Description of the task =
Check each line of the material. Copy those containing "Work".

Provided entries =

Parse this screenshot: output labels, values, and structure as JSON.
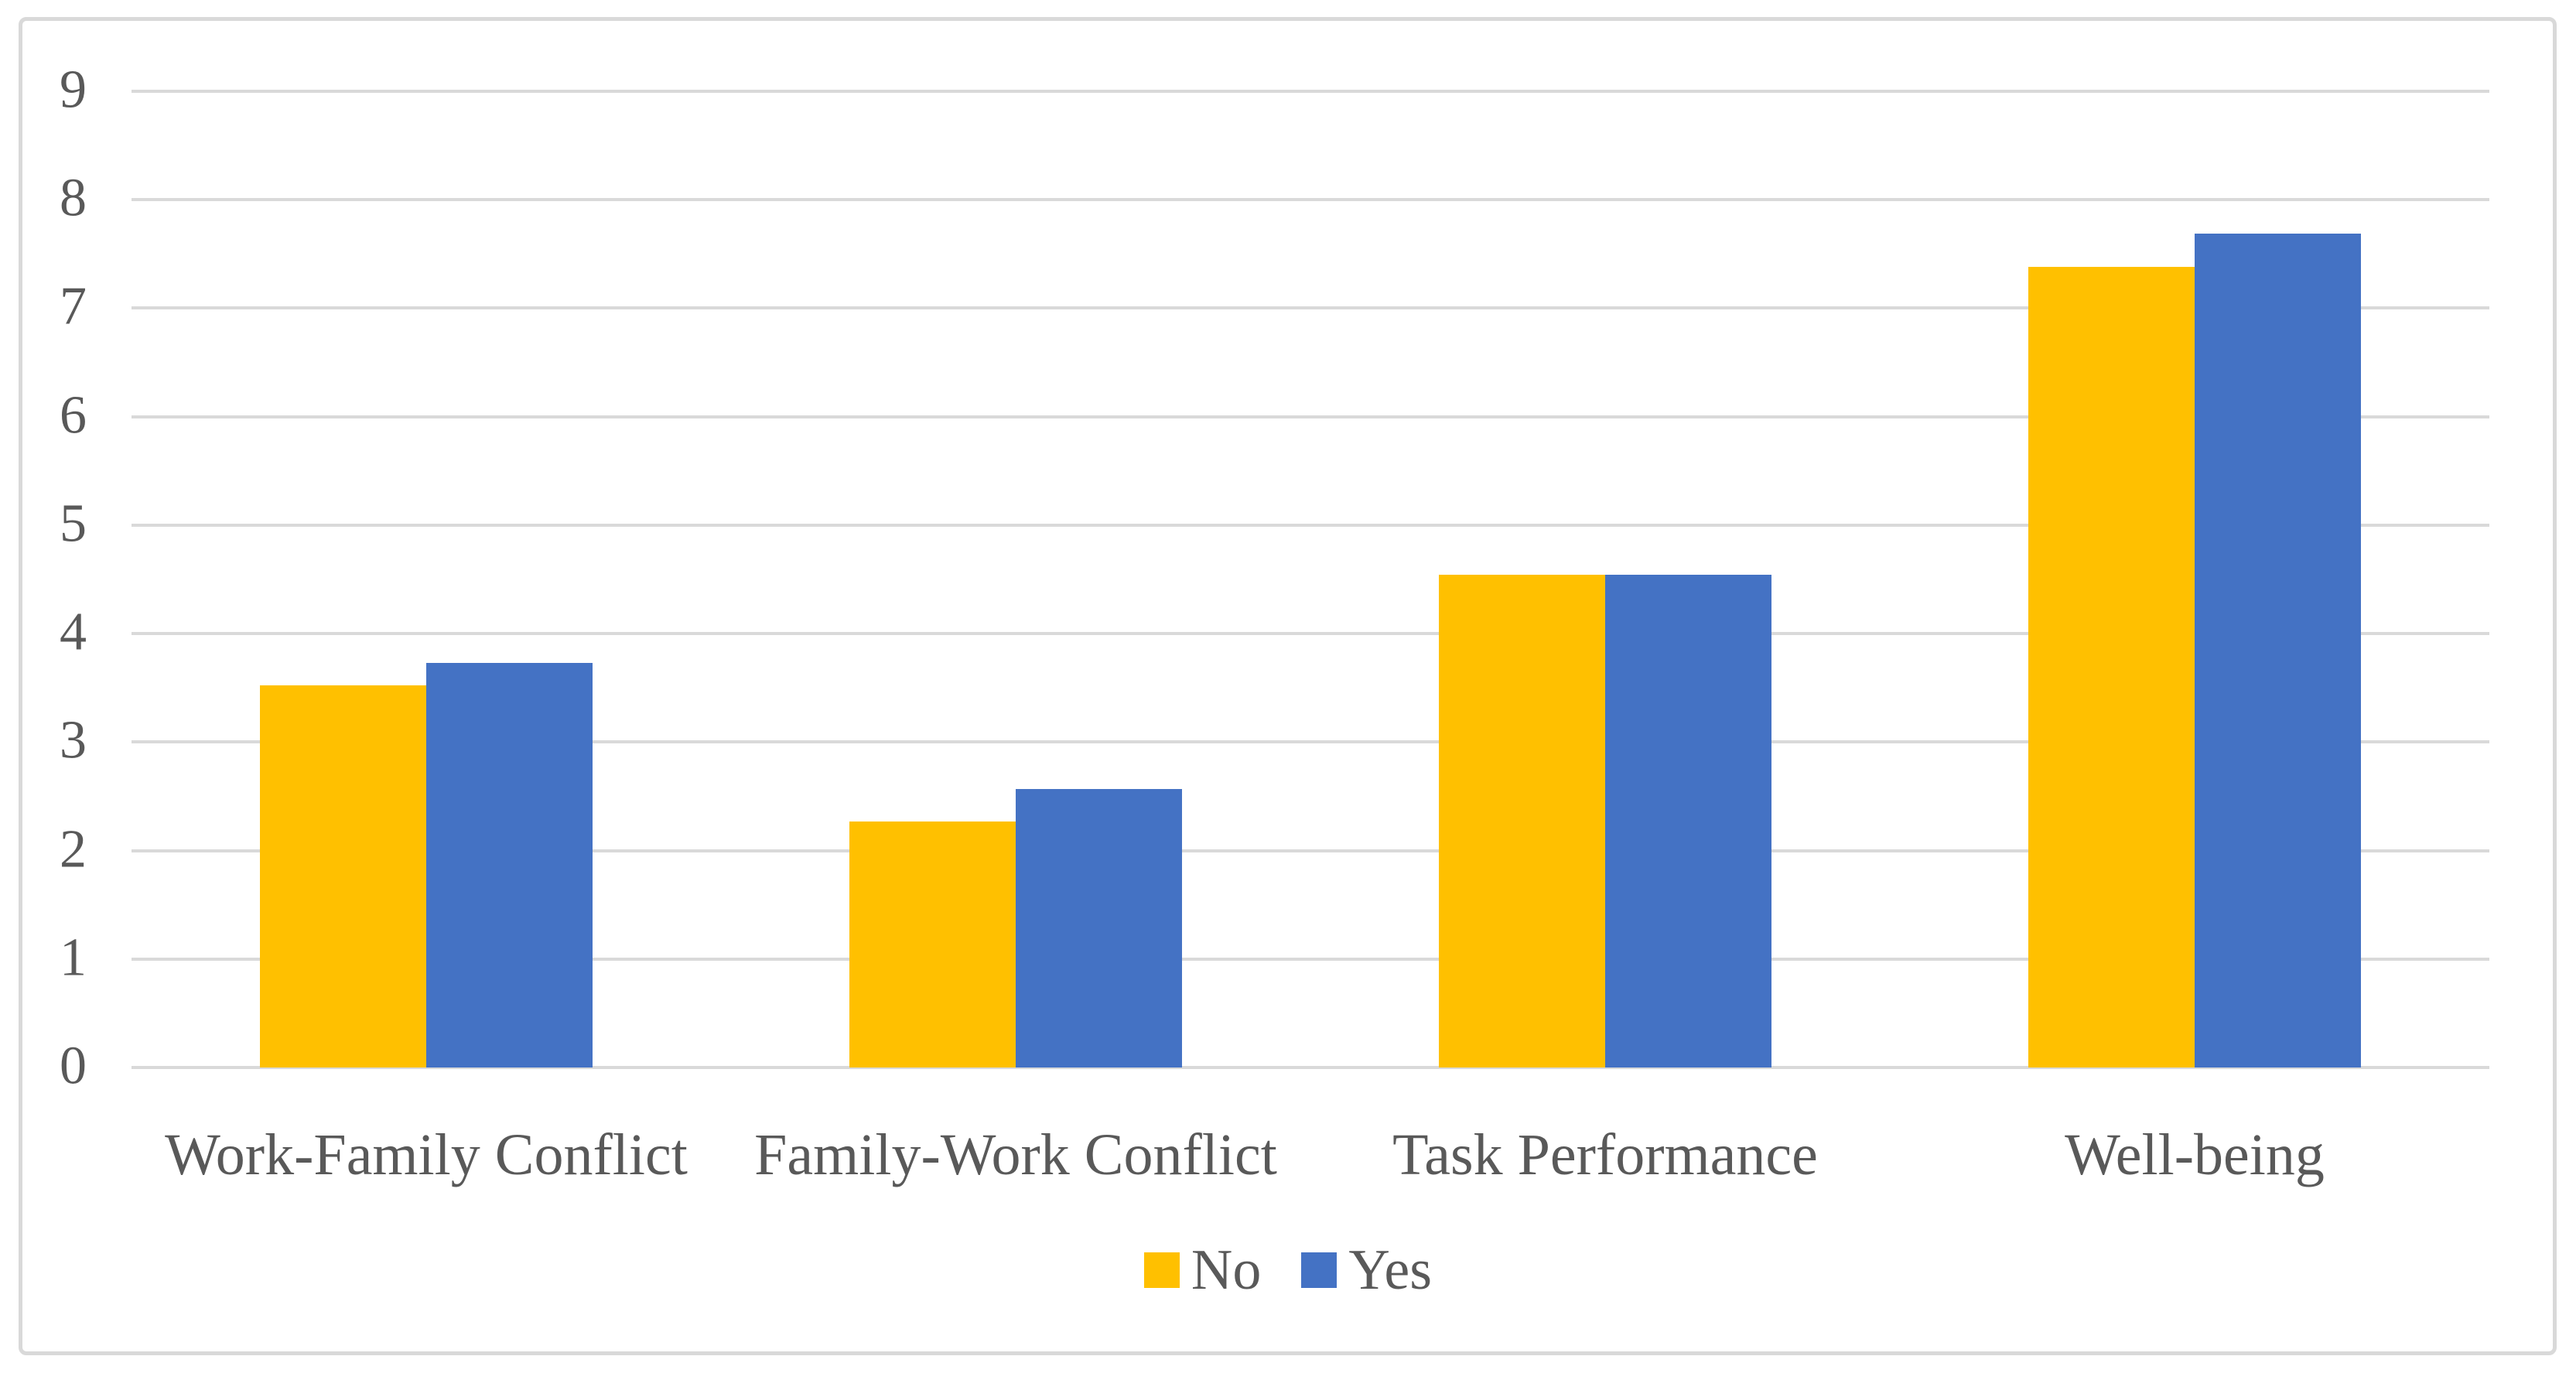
{
  "figure": {
    "background_color": "#FFFFFF",
    "border_color": "#D9D9D9",
    "gridline_color": "#D9D9D9",
    "axis_line_color": "#D9D9D9",
    "tick_label_color": "#595959",
    "category_label_color": "#595959",
    "legend_label_color": "#595959"
  },
  "chart_data": {
    "type": "bar",
    "title": "",
    "xlabel": "",
    "ylabel": "",
    "categories": [
      "Work-Family Conflict",
      "Family-Work Conflict",
      "Task Performance",
      "Well-being"
    ],
    "series": [
      {
        "name": "No",
        "color": "#FFC000",
        "values": [
          3.52,
          2.27,
          4.54,
          7.38
        ]
      },
      {
        "name": "Yes",
        "color": "#4472C4",
        "values": [
          3.73,
          2.57,
          4.54,
          7.69
        ]
      }
    ],
    "ylim": [
      0,
      9
    ],
    "yticks": [
      0,
      1,
      2,
      3,
      4,
      5,
      6,
      7,
      8,
      9
    ],
    "grid": true,
    "legend_position": "bottom"
  }
}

Full output =
      "Work-Family Conflict",
      "Family-Work Conflict",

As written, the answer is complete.